◆ Saved entries ◆

● ● ●

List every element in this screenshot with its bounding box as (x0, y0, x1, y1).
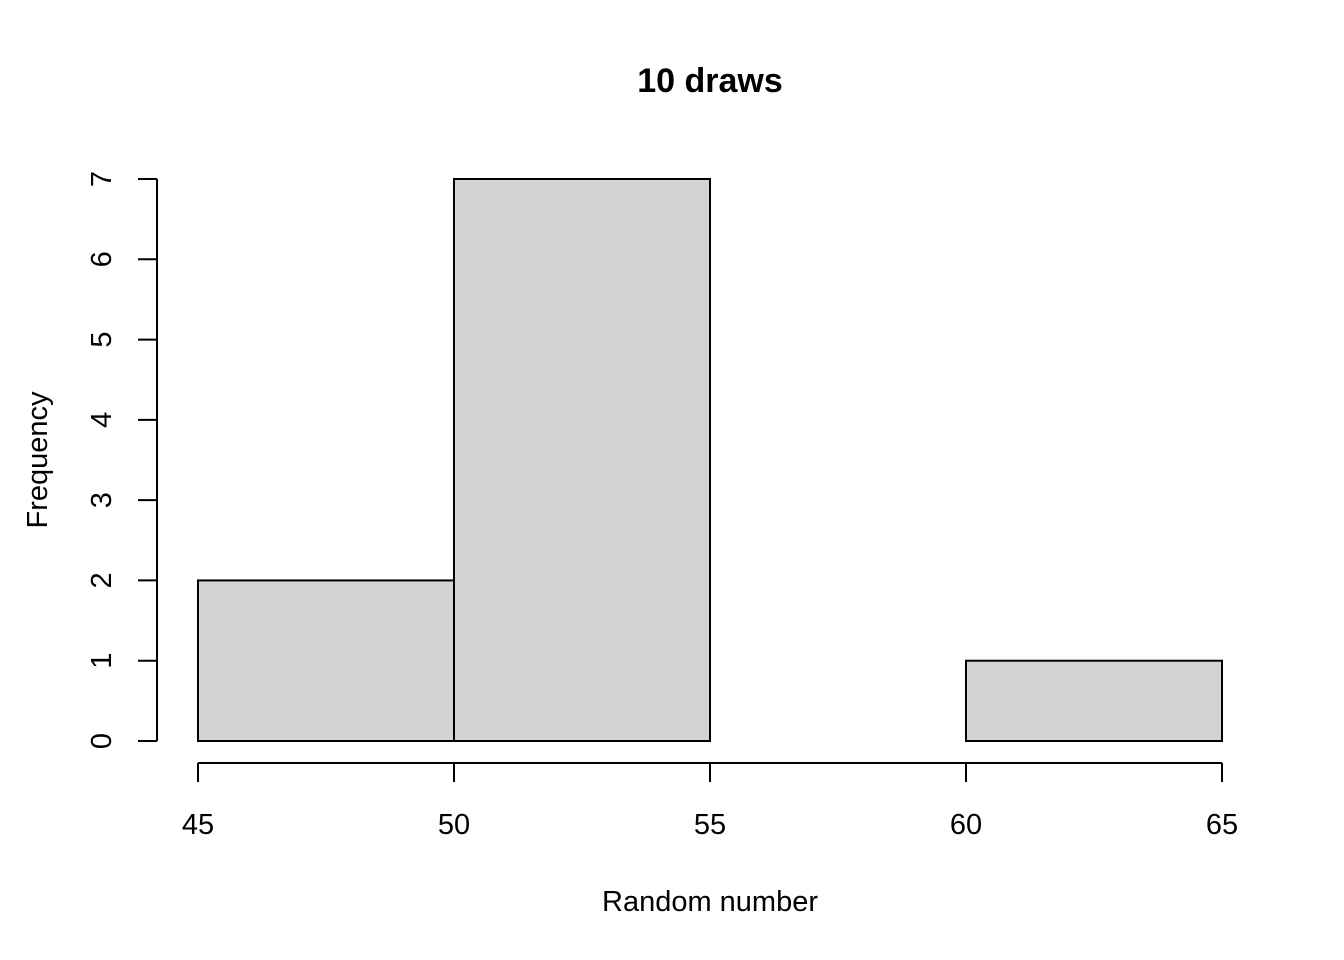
x-tick-label: 55 (694, 809, 726, 841)
chart-title: 10 draws (637, 62, 783, 100)
y-tick-label: 5 (86, 332, 118, 348)
y-tick-label: 2 (86, 572, 118, 588)
x-axis: 45 50 55 60 65 (182, 762, 1238, 841)
y-axis-label: Frequency (22, 391, 54, 529)
histogram-bar (453, 178, 711, 742)
x-tick-label: 65 (1206, 809, 1238, 841)
bars-group (197, 178, 1223, 743)
y-tick-label: 7 (86, 171, 118, 187)
y-tick-label: 3 (86, 492, 118, 508)
histogram-bar (965, 659, 1223, 743)
y-tick-label: 4 (86, 412, 118, 428)
x-tick-label: 45 (182, 809, 214, 841)
histogram-bar (197, 579, 455, 743)
x-tick-label: 60 (950, 809, 982, 841)
x-tick-label: 50 (438, 809, 470, 841)
y-tick-label: 0 (86, 733, 118, 749)
x-axis-label: Random number (602, 886, 818, 918)
y-tick-label: 1 (86, 653, 118, 669)
y-tick-label: 6 (86, 251, 118, 267)
y-axis: 0 1 2 3 4 5 6 7 (86, 171, 158, 749)
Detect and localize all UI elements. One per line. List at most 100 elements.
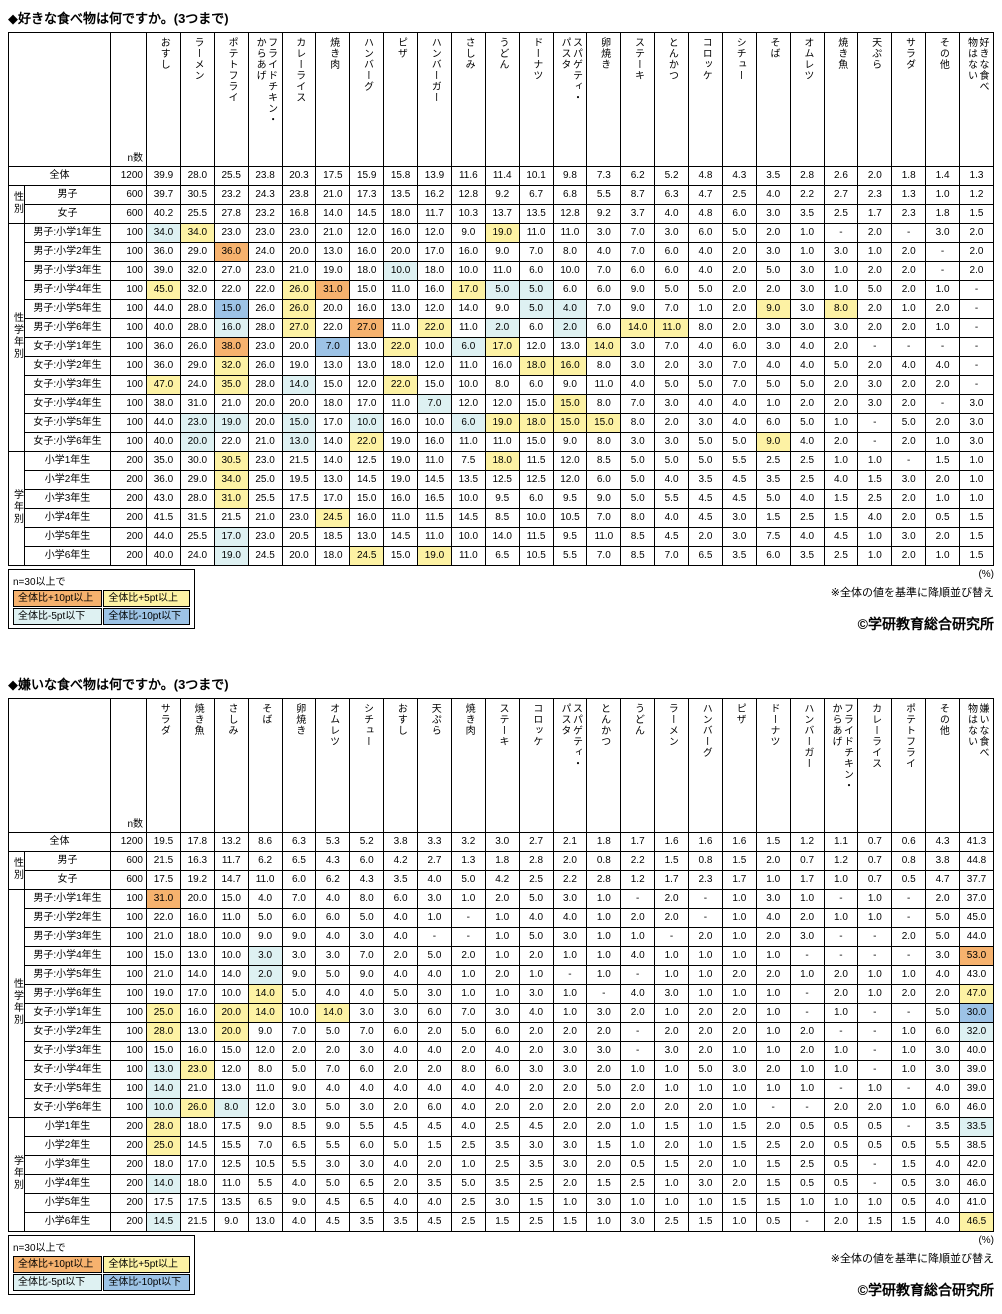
row-label: 女子:小学1年生 bbox=[24, 1003, 111, 1023]
n-count: 1200 bbox=[110, 166, 147, 186]
data-cell: 2.0 bbox=[721, 280, 757, 300]
data-cell: 2.3 bbox=[891, 204, 927, 224]
data-cell: 6.0 bbox=[315, 908, 351, 928]
data-cell: 12.0 bbox=[552, 470, 588, 490]
row-label: 男子:小学2年生 bbox=[24, 242, 111, 262]
data-cell: 8.0 bbox=[586, 394, 622, 414]
data-cell: 4.0 bbox=[552, 299, 588, 319]
data-cell: 3.0 bbox=[789, 318, 825, 338]
data-cell: 6.3 bbox=[281, 832, 317, 852]
data-cell: 14.0 bbox=[213, 965, 249, 985]
row-label: 男子:小学1年生 bbox=[24, 223, 111, 243]
data-cell: 13.0 bbox=[552, 337, 588, 357]
data-cell: 2.5 bbox=[450, 1136, 486, 1156]
data-cell: 35.0 bbox=[146, 451, 181, 471]
data-cell: - bbox=[891, 337, 927, 357]
data-cell: 2.0 bbox=[891, 261, 927, 281]
data-cell: 5.5 bbox=[349, 1117, 385, 1137]
row-label: 小学2年生 bbox=[24, 470, 111, 490]
data-cell: 1.5 bbox=[755, 1193, 791, 1213]
data-cell: - bbox=[857, 927, 893, 947]
data-cell: 2.0 bbox=[315, 1041, 351, 1061]
data-cell: 3.0 bbox=[586, 1041, 622, 1061]
data-cell: 9.0 bbox=[552, 432, 588, 452]
n-count: 200 bbox=[110, 489, 147, 509]
data-cell: 20.0 bbox=[179, 432, 215, 452]
data-cell: 5.2 bbox=[654, 166, 689, 186]
data-cell: - bbox=[789, 1098, 825, 1118]
data-cell: 9.0 bbox=[620, 299, 656, 319]
table-row: 全体 1200 39.9 28.0 25.5 23.8 20.3 17.5 15.9 15.8 13… bbox=[8, 166, 994, 186]
data-cell: 4.0 bbox=[315, 984, 351, 1004]
data-cell: 4.0 bbox=[654, 470, 689, 490]
data-cell: 2.0 bbox=[620, 1079, 656, 1099]
data-cell: 4.0 bbox=[721, 413, 757, 433]
sort-order-note: ※全体の値を基準に降順並び替え bbox=[830, 587, 994, 599]
data-cell: 1.0 bbox=[688, 299, 723, 319]
data-cell: 18.0 bbox=[315, 546, 351, 566]
data-cell: 1.0 bbox=[518, 965, 554, 985]
data-cell: 1.0 bbox=[620, 927, 656, 947]
n-count: 100 bbox=[110, 356, 147, 376]
data-cell: 6.0 bbox=[417, 1098, 452, 1118]
data-cell: 10.3 bbox=[450, 204, 486, 224]
data-cell: 1.0 bbox=[721, 908, 757, 928]
data-cell: 5.0 bbox=[247, 908, 283, 928]
data-cell: 17.5 bbox=[146, 1193, 181, 1213]
data-cell: 13.0 bbox=[315, 470, 351, 490]
data-cell: 8.5 bbox=[484, 508, 520, 528]
column-header: そば bbox=[247, 698, 283, 833]
column-header: ポテトフライ bbox=[213, 32, 249, 167]
data-cell: 31.0 bbox=[179, 394, 215, 414]
data-cell: 2.0 bbox=[891, 432, 927, 452]
data-cell: 1.5 bbox=[959, 527, 994, 547]
data-cell: 5.0 bbox=[789, 413, 825, 433]
data-cell: 4.8 bbox=[688, 166, 723, 186]
row-label: 小学3年生 bbox=[24, 1155, 111, 1175]
data-cell: 7.0 bbox=[315, 337, 351, 357]
data-cell: 34.0 bbox=[179, 223, 215, 243]
data-cell: 1.0 bbox=[688, 946, 723, 966]
data-cell: 3.0 bbox=[925, 1174, 960, 1194]
data-cell: 4.0 bbox=[383, 1079, 418, 1099]
data-cell: 11.0 bbox=[383, 318, 418, 338]
data-cell: 4.0 bbox=[857, 508, 893, 528]
data-cell: 5.0 bbox=[518, 889, 554, 909]
data-cell: 17.0 bbox=[450, 280, 486, 300]
data-cell: 1.0 bbox=[823, 1003, 859, 1023]
data-cell: 1.0 bbox=[823, 1060, 859, 1080]
data-cell: 8.0 bbox=[823, 299, 859, 319]
data-cell: - bbox=[857, 1174, 893, 1194]
data-cell: 2.0 bbox=[755, 223, 791, 243]
data-cell: 5.0 bbox=[789, 375, 825, 395]
data-cell: 5.5 bbox=[315, 1136, 351, 1156]
n-count: 100 bbox=[110, 908, 147, 928]
n-count: 100 bbox=[110, 927, 147, 947]
data-cell: 9.0 bbox=[213, 1212, 249, 1232]
data-cell: 7.0 bbox=[620, 242, 656, 262]
data-cell: - bbox=[417, 927, 452, 947]
data-cell: 3.0 bbox=[721, 1060, 757, 1080]
data-cell: 16.0 bbox=[213, 318, 249, 338]
data-cell: 3.0 bbox=[688, 1174, 723, 1194]
data-cell: 9.0 bbox=[247, 1022, 283, 1042]
data-cell: 5.0 bbox=[925, 1003, 960, 1023]
data-cell: 30.5 bbox=[179, 185, 215, 205]
data-cell: 7.0 bbox=[349, 1022, 385, 1042]
data-cell: 8.5 bbox=[281, 1117, 317, 1137]
data-cell: 2.8 bbox=[789, 166, 825, 186]
column-header: ドーナツ bbox=[518, 32, 554, 167]
data-cell: - bbox=[857, 1022, 893, 1042]
table-row: 男子:小学4年生 100 45.0 32.0 22.0 22.0 26.0 31.0 15.0 1… bbox=[9, 280, 994, 300]
legend-item-m10: 全体比-10pt以下 bbox=[103, 1274, 191, 1291]
data-cell: 6.0 bbox=[450, 337, 486, 357]
data-cell: 5.5 bbox=[721, 451, 757, 471]
data-cell: 0.5 bbox=[891, 1174, 927, 1194]
data-cell: 2.0 bbox=[721, 299, 757, 319]
data-cell: 2.5 bbox=[518, 1174, 554, 1194]
data-cell: 9.0 bbox=[281, 927, 317, 947]
data-cell: 5.0 bbox=[586, 1079, 622, 1099]
data-cell: 8.0 bbox=[688, 318, 723, 338]
data-cell: 28.0 bbox=[179, 489, 215, 509]
data-cell: 2.0 bbox=[857, 1098, 893, 1118]
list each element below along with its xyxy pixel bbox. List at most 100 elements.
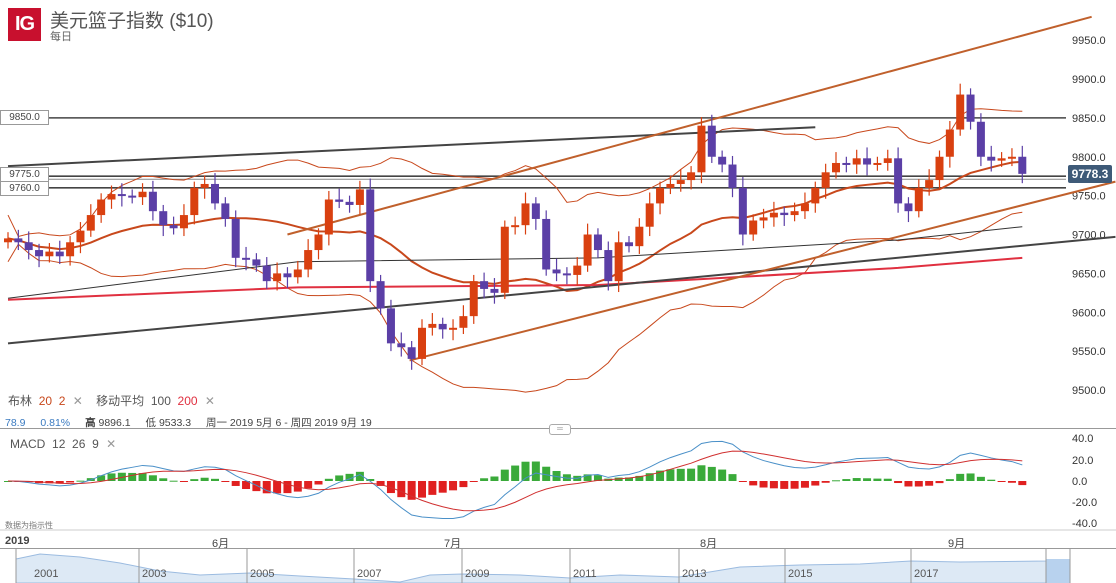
macd-histogram-bar: [324, 478, 333, 481]
candle-body: [511, 225, 520, 228]
resize-grip-icon[interactable]: ═: [549, 424, 571, 435]
candle-body: [355, 189, 364, 205]
level-label-9850[interactable]: 9850.0: [0, 110, 49, 125]
candle-body: [459, 316, 468, 328]
price-tick: 9900.0: [1072, 74, 1106, 86]
macd-histogram-bar: [242, 481, 251, 490]
candle-body: [66, 242, 75, 257]
candle-body: [749, 220, 758, 235]
remove-ma-icon[interactable]: ✕: [204, 394, 215, 408]
candle-body: [697, 125, 706, 173]
candle: [107, 185, 116, 209]
macd-histogram-bar: [987, 479, 996, 481]
macd-histogram-bar: [718, 469, 727, 481]
candle-body: [987, 156, 996, 161]
candle-body: [148, 191, 157, 212]
macd-tick: 0.0: [1072, 476, 1087, 488]
candle: [428, 313, 437, 336]
macd-histogram-bar: [738, 481, 747, 482]
candle: [273, 262, 282, 291]
macd-fast: 12: [52, 437, 66, 451]
macd-histogram-bar: [314, 481, 323, 485]
macd-tick: 20.0: [1072, 455, 1093, 467]
nav-year: 2007: [357, 568, 382, 580]
candle-body: [925, 180, 934, 188]
macd-histogram-bar: [956, 473, 965, 481]
macd-histogram-bar: [625, 477, 633, 481]
macd-histogram-bar: [645, 473, 654, 481]
macd-histogram-bar: [428, 481, 437, 495]
candle-body: [625, 242, 633, 247]
candle: [293, 260, 302, 284]
period-label[interactable]: 每日: [50, 31, 72, 43]
remove-bollinger-icon[interactable]: ✕: [72, 394, 83, 408]
candle: [904, 197, 913, 223]
candle-body: [117, 194, 126, 197]
candle: [66, 236, 75, 266]
candle: [811, 181, 820, 213]
candle: [242, 246, 251, 271]
high-value: 高 9896.1: [85, 417, 131, 429]
macd-histogram-bar: [863, 478, 872, 481]
candle-body: [583, 234, 592, 266]
candle-body: [128, 195, 137, 198]
candle-body: [293, 269, 302, 278]
macd-histogram-bar: [873, 478, 882, 481]
macd-histogram-bar: [231, 481, 240, 486]
macd-histogram-bar: [883, 478, 892, 481]
level-label-9775[interactable]: 9775.0: [0, 167, 49, 182]
trend-line: [7, 126, 816, 168]
macd-histogram-bar: [593, 475, 602, 481]
remove-macd-icon[interactable]: ✕: [106, 437, 117, 451]
candle: [511, 216, 520, 235]
macd-histogram-bar: [148, 475, 157, 481]
macd-histogram-bar: [728, 474, 737, 481]
candle-body: [262, 265, 271, 282]
candle: [211, 173, 219, 210]
candle-body: [863, 158, 872, 165]
change-value: 78.9: [5, 417, 26, 429]
candle: [459, 305, 468, 335]
candle: [304, 239, 313, 278]
candle-body: [614, 242, 623, 282]
candle-body: [500, 226, 509, 293]
nav-year: 2001: [34, 568, 59, 580]
macd-legend: MACD 12 26 9 ✕: [10, 437, 116, 451]
candle-body: [832, 162, 840, 173]
macd-histogram-bar: [769, 481, 778, 489]
macd-histogram-bar: [107, 473, 116, 481]
macd-histogram-bar: [821, 481, 830, 483]
candle-body: [666, 183, 675, 188]
candle: [707, 114, 716, 163]
nav-year: 2013: [682, 568, 707, 580]
change-pct: 0.81%: [40, 417, 71, 429]
macd-histogram-bar: [666, 469, 675, 481]
candle-body: [635, 226, 644, 247]
candle-body: [728, 164, 737, 188]
macd-histogram-bar: [304, 481, 313, 489]
high-label: 高: [85, 417, 96, 429]
macd-histogram-bar: [511, 465, 520, 481]
low-number: 9533.3: [158, 417, 192, 429]
navigator-area: [15, 553, 1071, 583]
navigator[interactable]: [0, 548, 1116, 583]
level-label-9760[interactable]: 9760.0: [0, 181, 49, 196]
macd-histogram-bar: [707, 466, 716, 481]
candle: [987, 145, 996, 172]
candle-body: [562, 273, 571, 276]
macd-histogram-bar: [169, 480, 178, 482]
candle: [418, 319, 426, 366]
candle: [521, 192, 530, 235]
candle: [832, 152, 840, 179]
candle-body: [593, 234, 602, 251]
macd-histogram-bar: [200, 477, 209, 481]
candle: [159, 204, 168, 237]
candle-body: [811, 187, 820, 204]
candle: [86, 204, 95, 237]
candle: [656, 181, 665, 215]
nav-year: 2005: [250, 568, 275, 580]
macd-histogram-bar: [842, 479, 851, 481]
candle: [262, 257, 271, 289]
macd-histogram-bar: [904, 481, 913, 487]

● ● ●

◆ WHAT YOU ARE ASKED TO DO ◆
Reproduce the stretch of lines from the one containing "x-tick-label: 55 (694, 809, 726, 841)" through the one containing "Detect and localize", keeping each line unchanged.

◆ ANSWER BELOW ◆
x-tick-label: 55 (694, 809, 726, 841)
chart-title: 10 draws (637, 62, 783, 100)
y-tick-label: 5 (86, 332, 118, 348)
y-tick-label: 2 (86, 572, 118, 588)
x-axis: 45 50 55 60 65 (182, 762, 1238, 841)
y-axis-label: Frequency (22, 391, 54, 529)
histogram-bar (453, 178, 711, 742)
x-tick-label: 65 (1206, 809, 1238, 841)
bars-group (197, 178, 1223, 743)
y-tick-label: 7 (86, 171, 118, 187)
y-tick-label: 3 (86, 492, 118, 508)
histogram-bar (965, 659, 1223, 743)
y-tick-label: 4 (86, 412, 118, 428)
x-tick-label: 45 (182, 809, 214, 841)
histogram-bar (197, 579, 455, 743)
x-tick-label: 60 (950, 809, 982, 841)
x-tick-label: 50 (438, 809, 470, 841)
y-tick-label: 0 (86, 733, 118, 749)
x-axis-label: Random number (602, 886, 818, 918)
y-tick-label: 1 (86, 653, 118, 669)
y-tick-label: 6 (86, 251, 118, 267)
y-axis: 0 1 2 3 4 5 6 7 (86, 171, 158, 749)
Detect and localize all UI elements. One per line. List at most 100 elements.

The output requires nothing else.